Search the material for the string "purchase" and copy each line where it occurs.

Stored data entries:
--- Start ---

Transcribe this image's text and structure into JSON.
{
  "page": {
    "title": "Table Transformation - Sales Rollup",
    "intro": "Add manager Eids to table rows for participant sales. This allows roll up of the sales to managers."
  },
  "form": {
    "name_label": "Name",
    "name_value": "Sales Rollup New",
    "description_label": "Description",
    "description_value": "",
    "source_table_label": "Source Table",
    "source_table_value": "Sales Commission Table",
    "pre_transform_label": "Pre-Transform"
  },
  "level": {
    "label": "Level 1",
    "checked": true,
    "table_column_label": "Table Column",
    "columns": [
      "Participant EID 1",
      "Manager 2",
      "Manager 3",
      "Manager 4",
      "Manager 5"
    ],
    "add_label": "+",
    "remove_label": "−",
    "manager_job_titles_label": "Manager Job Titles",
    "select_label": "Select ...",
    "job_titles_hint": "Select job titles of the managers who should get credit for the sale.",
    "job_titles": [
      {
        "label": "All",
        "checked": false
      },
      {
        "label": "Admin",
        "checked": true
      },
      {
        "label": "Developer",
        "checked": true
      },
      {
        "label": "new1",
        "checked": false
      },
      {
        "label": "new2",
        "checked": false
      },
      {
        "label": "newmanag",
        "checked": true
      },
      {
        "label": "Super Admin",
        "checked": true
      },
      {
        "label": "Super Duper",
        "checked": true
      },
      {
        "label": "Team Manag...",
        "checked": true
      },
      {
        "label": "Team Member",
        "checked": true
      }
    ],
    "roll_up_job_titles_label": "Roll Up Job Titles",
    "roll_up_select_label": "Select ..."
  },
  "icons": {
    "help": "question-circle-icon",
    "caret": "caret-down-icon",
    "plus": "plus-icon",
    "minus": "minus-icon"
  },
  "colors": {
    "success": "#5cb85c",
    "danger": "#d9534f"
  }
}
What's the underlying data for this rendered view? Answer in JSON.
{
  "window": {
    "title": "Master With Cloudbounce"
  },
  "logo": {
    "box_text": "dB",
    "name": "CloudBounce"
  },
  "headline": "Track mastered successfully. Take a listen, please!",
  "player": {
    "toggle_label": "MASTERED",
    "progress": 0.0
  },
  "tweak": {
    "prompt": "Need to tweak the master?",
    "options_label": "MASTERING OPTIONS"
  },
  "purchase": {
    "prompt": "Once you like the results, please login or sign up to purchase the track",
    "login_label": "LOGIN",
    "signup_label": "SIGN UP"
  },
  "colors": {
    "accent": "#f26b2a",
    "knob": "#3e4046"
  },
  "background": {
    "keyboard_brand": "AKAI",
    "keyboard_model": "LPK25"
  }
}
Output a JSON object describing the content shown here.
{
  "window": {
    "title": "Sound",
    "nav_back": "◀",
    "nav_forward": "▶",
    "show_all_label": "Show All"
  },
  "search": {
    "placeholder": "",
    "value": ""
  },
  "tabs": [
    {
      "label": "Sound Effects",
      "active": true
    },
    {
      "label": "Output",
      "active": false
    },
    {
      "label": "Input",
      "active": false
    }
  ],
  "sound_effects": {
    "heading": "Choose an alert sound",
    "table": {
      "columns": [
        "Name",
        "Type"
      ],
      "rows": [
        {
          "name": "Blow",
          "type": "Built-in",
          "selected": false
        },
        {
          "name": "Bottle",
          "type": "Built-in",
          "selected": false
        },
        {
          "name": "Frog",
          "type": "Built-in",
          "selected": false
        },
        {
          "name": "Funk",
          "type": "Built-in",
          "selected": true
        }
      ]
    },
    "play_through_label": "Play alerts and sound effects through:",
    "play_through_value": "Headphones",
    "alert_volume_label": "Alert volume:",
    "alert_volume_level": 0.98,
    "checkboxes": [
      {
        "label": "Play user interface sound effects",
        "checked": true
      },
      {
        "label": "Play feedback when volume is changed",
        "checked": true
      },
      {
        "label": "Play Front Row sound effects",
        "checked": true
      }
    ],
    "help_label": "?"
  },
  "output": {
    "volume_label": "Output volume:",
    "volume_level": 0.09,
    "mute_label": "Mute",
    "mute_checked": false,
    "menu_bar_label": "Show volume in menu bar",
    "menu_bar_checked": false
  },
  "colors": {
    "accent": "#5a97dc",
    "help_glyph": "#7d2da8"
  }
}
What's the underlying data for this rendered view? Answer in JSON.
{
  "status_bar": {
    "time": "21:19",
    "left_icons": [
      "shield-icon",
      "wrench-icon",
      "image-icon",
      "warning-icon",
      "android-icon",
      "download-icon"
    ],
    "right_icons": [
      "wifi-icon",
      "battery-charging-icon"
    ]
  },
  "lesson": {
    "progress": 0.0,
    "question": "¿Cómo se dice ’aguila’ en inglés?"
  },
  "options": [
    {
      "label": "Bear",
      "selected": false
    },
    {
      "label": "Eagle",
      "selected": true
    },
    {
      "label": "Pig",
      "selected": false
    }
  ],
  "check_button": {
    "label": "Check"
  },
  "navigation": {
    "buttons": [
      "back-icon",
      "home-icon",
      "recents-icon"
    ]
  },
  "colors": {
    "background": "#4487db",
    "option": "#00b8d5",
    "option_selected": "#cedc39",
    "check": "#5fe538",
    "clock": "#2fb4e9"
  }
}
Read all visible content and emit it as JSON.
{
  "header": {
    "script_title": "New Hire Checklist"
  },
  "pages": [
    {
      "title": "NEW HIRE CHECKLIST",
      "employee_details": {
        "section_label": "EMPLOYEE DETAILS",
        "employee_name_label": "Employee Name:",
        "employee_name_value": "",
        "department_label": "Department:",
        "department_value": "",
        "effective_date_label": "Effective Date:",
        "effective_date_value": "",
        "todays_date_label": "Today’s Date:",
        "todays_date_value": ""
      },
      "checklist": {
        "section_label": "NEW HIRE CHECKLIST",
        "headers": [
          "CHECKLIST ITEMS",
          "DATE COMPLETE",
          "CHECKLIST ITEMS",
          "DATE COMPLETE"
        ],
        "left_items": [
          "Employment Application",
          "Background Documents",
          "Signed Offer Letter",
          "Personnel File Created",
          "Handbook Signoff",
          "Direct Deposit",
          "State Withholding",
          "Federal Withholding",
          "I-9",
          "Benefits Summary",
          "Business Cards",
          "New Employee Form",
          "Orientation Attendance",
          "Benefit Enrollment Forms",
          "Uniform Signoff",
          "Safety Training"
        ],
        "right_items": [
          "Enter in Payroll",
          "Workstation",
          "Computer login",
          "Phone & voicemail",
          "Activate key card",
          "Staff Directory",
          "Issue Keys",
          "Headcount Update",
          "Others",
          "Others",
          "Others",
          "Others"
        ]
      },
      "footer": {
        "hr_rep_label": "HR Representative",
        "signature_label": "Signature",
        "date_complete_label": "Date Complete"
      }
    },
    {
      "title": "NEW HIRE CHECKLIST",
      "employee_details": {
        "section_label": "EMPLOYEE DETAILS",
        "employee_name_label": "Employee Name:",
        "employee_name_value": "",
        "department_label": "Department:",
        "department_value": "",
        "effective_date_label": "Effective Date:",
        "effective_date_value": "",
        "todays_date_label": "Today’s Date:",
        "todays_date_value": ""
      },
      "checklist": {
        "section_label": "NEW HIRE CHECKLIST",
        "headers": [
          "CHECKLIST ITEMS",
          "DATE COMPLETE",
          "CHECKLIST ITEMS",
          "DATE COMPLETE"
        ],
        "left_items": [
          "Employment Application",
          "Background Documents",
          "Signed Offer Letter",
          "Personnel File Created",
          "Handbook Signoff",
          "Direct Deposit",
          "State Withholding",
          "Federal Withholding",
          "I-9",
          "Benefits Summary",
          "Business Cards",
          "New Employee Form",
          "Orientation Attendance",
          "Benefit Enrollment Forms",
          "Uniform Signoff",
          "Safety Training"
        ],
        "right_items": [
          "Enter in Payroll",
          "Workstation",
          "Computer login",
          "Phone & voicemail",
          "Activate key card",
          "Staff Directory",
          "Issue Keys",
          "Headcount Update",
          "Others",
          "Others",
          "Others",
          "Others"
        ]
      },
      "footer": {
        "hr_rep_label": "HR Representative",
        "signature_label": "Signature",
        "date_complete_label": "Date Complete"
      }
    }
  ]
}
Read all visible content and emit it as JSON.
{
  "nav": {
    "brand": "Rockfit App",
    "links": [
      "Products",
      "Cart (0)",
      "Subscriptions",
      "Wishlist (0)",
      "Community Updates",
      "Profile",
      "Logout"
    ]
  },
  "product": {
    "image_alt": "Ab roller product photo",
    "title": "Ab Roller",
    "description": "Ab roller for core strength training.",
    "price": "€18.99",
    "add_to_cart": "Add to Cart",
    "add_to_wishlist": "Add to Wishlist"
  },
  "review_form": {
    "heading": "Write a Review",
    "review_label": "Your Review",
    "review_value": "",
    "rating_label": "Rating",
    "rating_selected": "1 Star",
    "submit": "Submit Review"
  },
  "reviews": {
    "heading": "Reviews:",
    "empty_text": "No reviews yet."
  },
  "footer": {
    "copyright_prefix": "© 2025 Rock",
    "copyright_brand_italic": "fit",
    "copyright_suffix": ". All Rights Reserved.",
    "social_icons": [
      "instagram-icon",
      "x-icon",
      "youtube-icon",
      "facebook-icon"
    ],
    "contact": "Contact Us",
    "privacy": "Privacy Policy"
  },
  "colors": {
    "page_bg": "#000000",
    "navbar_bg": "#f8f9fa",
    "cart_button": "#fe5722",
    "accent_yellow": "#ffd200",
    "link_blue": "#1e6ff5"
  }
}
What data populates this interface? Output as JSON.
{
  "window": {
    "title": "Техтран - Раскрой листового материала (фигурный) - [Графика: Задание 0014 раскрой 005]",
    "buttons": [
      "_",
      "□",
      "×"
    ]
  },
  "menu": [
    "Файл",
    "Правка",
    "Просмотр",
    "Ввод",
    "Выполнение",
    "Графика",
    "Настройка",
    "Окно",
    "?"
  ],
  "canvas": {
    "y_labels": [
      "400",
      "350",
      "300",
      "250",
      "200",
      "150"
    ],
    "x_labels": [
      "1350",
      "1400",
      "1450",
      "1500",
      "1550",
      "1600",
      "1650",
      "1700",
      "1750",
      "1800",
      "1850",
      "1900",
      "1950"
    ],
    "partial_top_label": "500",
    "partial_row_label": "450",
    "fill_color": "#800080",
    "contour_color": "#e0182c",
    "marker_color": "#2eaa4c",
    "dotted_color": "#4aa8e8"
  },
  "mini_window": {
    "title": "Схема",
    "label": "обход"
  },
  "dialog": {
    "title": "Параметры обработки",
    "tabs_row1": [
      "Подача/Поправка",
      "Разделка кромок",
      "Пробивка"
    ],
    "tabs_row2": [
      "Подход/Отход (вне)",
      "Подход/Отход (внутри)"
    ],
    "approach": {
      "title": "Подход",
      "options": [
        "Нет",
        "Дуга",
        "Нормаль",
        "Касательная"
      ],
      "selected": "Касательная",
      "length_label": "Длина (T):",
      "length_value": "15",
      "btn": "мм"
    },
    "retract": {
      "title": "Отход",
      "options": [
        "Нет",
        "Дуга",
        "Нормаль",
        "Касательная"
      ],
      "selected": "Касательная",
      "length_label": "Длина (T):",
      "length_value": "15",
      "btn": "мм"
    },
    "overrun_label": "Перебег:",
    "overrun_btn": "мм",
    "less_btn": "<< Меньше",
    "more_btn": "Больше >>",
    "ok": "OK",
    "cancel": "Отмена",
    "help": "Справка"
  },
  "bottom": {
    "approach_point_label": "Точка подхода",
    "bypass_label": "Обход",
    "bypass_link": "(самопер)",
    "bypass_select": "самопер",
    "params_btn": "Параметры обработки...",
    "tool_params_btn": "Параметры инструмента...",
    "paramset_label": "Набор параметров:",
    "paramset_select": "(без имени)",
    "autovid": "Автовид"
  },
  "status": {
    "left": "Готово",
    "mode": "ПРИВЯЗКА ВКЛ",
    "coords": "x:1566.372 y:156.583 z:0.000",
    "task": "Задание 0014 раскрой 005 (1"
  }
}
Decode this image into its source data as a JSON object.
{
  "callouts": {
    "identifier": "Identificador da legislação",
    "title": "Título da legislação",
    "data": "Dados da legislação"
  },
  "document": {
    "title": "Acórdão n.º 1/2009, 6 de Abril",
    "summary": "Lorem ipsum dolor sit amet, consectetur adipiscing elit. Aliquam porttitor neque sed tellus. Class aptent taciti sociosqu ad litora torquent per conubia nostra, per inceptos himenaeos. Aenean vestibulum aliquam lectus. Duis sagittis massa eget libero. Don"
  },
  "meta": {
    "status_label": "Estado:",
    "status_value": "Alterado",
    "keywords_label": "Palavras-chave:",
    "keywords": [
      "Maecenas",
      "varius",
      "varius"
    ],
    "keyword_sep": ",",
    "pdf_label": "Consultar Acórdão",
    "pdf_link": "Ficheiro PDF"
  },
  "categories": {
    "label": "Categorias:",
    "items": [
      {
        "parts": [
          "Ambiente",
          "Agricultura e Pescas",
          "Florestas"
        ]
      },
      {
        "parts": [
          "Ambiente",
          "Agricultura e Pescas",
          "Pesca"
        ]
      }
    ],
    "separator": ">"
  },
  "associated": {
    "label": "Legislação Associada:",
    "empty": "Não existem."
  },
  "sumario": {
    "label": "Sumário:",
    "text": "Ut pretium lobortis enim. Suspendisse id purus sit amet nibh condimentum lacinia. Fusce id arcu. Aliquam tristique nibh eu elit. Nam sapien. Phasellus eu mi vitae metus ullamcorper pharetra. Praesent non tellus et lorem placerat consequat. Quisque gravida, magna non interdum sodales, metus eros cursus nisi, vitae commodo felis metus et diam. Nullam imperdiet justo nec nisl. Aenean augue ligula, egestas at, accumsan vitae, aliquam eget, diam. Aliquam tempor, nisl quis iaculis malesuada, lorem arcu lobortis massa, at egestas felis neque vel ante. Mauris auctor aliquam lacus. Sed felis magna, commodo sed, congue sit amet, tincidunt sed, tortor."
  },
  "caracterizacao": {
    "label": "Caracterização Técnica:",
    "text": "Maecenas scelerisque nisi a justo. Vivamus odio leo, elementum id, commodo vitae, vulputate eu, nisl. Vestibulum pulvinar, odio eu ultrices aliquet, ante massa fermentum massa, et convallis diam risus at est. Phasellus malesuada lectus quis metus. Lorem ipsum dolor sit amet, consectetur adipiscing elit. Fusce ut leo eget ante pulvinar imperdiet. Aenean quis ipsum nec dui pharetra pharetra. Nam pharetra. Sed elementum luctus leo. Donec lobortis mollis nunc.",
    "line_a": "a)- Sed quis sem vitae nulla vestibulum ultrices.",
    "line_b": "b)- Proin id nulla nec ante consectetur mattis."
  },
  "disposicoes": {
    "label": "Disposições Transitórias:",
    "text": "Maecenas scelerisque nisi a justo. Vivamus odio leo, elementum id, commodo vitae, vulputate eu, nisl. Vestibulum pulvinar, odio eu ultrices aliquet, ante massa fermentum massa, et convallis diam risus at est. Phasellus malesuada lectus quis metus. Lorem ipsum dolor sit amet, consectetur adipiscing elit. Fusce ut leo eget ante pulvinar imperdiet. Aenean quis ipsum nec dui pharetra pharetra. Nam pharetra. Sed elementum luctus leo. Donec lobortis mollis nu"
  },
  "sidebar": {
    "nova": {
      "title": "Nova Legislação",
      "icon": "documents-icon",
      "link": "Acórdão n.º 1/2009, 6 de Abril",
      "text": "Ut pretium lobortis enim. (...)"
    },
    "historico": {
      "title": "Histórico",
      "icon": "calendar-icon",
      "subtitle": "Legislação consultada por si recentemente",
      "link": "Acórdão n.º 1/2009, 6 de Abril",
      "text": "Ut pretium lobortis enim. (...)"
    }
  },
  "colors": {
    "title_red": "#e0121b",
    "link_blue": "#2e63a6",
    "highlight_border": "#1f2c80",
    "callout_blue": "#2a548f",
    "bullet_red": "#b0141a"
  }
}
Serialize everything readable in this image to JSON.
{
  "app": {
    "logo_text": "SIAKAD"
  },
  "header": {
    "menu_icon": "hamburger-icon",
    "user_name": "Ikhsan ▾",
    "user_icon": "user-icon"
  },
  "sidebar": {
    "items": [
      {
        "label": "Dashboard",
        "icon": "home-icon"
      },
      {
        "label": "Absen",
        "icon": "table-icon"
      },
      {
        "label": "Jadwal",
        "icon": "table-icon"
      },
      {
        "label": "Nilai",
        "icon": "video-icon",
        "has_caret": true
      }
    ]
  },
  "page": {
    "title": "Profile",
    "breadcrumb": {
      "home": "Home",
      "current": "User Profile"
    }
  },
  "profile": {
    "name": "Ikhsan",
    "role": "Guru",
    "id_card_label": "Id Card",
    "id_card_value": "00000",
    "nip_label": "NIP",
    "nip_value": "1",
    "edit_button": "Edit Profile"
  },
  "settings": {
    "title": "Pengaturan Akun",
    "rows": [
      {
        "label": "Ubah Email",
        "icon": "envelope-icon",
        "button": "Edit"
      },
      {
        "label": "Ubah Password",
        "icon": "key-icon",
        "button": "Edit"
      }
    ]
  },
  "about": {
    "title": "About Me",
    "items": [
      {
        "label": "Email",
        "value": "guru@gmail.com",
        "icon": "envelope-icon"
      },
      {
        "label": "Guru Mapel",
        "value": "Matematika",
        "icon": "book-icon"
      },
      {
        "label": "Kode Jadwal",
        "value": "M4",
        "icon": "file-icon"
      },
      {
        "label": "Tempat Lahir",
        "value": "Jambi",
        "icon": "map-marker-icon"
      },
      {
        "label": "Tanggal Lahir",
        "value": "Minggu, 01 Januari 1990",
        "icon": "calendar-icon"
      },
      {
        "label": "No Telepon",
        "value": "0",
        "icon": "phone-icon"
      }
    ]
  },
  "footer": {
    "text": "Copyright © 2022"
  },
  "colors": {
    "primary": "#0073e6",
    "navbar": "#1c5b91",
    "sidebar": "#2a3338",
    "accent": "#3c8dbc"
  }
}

--- End ---

**RESPONSE BELOW**
  "purchase": {
    "prompt": "Once you like the results, please login or sign up to purchase the track",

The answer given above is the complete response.